TASK GOAL | In the listing below, identify each line with the word "LLANELLI" and return those lines.

PROVIDED INFORMATION |
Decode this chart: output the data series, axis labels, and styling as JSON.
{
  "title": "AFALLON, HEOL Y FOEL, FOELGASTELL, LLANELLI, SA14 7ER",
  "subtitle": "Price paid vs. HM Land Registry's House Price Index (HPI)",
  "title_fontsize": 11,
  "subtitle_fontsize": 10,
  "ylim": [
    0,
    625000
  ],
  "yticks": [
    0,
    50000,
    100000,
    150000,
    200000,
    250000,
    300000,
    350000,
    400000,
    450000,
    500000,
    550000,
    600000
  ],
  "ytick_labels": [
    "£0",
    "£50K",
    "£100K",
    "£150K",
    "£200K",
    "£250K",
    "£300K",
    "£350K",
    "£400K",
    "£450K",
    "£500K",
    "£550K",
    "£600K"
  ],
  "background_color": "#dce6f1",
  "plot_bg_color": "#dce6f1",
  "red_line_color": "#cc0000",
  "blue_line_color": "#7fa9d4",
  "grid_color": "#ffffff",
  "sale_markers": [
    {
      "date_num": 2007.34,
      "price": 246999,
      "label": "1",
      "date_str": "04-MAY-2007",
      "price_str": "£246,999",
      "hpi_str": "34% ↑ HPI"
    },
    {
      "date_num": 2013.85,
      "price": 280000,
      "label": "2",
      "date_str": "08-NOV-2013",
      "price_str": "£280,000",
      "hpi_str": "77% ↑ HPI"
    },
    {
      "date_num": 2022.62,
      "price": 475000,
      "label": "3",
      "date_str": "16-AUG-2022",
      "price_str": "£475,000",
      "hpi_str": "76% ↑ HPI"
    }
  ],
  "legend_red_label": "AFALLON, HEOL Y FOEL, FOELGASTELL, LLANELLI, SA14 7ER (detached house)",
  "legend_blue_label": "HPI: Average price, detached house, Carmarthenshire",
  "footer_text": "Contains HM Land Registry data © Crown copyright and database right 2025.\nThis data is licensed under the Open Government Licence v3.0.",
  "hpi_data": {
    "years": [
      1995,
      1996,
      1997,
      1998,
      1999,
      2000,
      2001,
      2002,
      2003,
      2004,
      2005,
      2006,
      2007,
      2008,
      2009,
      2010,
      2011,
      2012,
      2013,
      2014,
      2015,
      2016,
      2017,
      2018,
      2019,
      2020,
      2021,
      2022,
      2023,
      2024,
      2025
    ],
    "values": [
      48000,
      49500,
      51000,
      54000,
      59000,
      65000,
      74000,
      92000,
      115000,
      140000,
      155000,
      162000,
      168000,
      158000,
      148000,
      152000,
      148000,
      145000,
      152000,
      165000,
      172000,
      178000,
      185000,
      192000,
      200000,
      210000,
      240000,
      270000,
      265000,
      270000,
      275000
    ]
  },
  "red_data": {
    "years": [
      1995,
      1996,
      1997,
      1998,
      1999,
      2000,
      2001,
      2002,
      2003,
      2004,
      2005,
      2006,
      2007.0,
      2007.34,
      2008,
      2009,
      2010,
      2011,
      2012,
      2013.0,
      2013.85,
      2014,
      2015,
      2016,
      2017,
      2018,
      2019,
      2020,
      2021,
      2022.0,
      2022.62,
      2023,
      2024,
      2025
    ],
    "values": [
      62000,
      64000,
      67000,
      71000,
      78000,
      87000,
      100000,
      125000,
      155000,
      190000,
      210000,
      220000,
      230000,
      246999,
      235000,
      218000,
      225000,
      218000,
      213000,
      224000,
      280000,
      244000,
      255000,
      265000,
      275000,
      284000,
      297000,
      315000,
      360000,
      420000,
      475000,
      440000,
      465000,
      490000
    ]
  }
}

RESULT |
  "title": "AFALLON, HEOL Y FOEL, FOELGASTELL, LLANELLI, SA14 7ER",
  "legend_red_label": "AFALLON, HEOL Y FOEL, FOELGASTELL, LLANELLI, SA14 7ER (detached house)",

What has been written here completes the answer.